====== Stored data ======

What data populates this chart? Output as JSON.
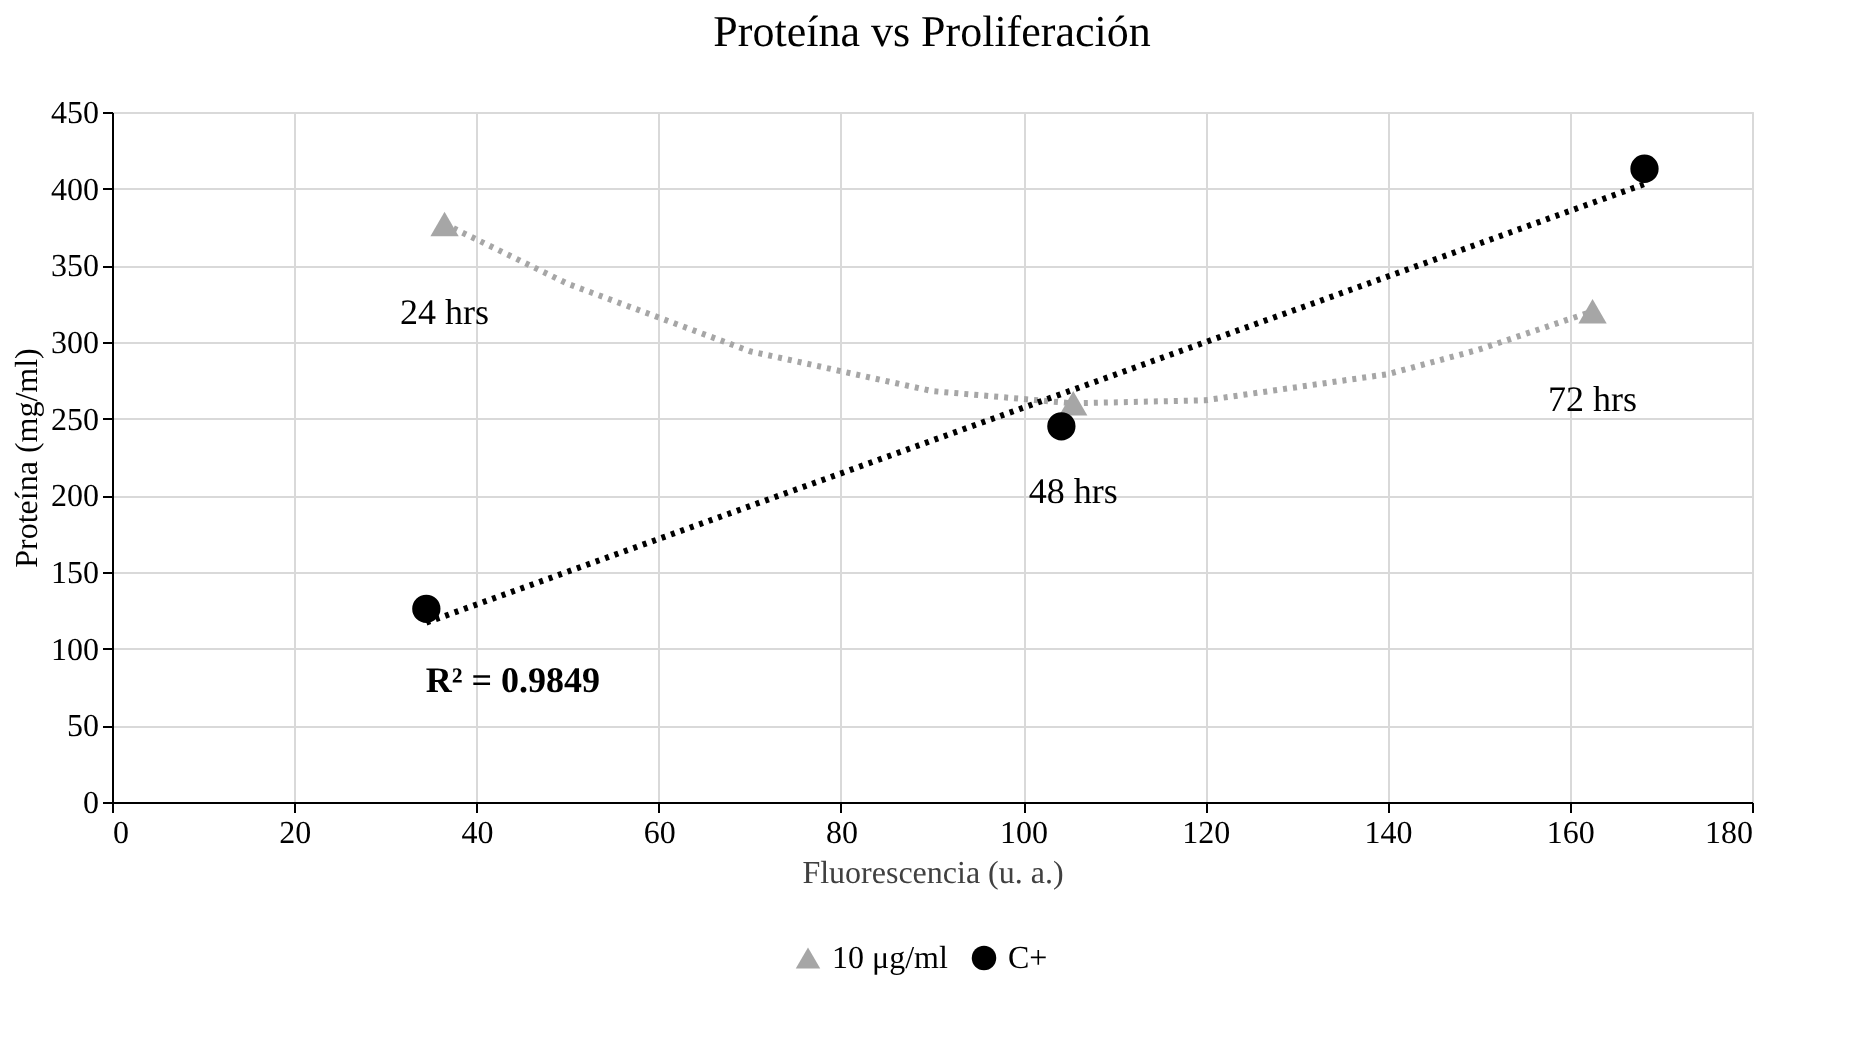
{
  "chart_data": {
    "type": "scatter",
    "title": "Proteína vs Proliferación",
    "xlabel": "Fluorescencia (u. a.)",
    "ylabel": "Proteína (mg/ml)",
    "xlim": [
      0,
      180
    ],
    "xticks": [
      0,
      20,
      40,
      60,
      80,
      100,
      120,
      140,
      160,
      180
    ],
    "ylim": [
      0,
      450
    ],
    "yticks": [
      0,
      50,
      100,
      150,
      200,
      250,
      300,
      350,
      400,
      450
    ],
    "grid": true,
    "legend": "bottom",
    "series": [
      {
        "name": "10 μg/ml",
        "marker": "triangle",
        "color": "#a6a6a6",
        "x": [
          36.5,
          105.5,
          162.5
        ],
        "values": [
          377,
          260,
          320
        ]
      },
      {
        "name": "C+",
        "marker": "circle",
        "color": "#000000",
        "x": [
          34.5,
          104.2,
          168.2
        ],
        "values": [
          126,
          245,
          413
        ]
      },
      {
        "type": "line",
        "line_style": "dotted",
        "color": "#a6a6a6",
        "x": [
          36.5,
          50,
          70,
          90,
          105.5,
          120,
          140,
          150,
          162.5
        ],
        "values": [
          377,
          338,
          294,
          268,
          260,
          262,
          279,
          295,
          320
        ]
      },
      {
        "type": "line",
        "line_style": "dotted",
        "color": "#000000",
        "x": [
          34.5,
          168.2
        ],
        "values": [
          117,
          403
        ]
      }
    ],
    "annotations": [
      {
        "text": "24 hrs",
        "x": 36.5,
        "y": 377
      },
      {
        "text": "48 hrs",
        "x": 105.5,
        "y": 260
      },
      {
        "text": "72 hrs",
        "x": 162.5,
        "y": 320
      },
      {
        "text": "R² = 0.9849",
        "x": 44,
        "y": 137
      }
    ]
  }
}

======

[Task]
In the listing above, find the lines holding the word "text" and copy them.

[Result for this exercise]
        "text": "24 hrs",
        "text": "48 hrs",
        "text": "72 hrs",
        "text": "R² = 0.9849",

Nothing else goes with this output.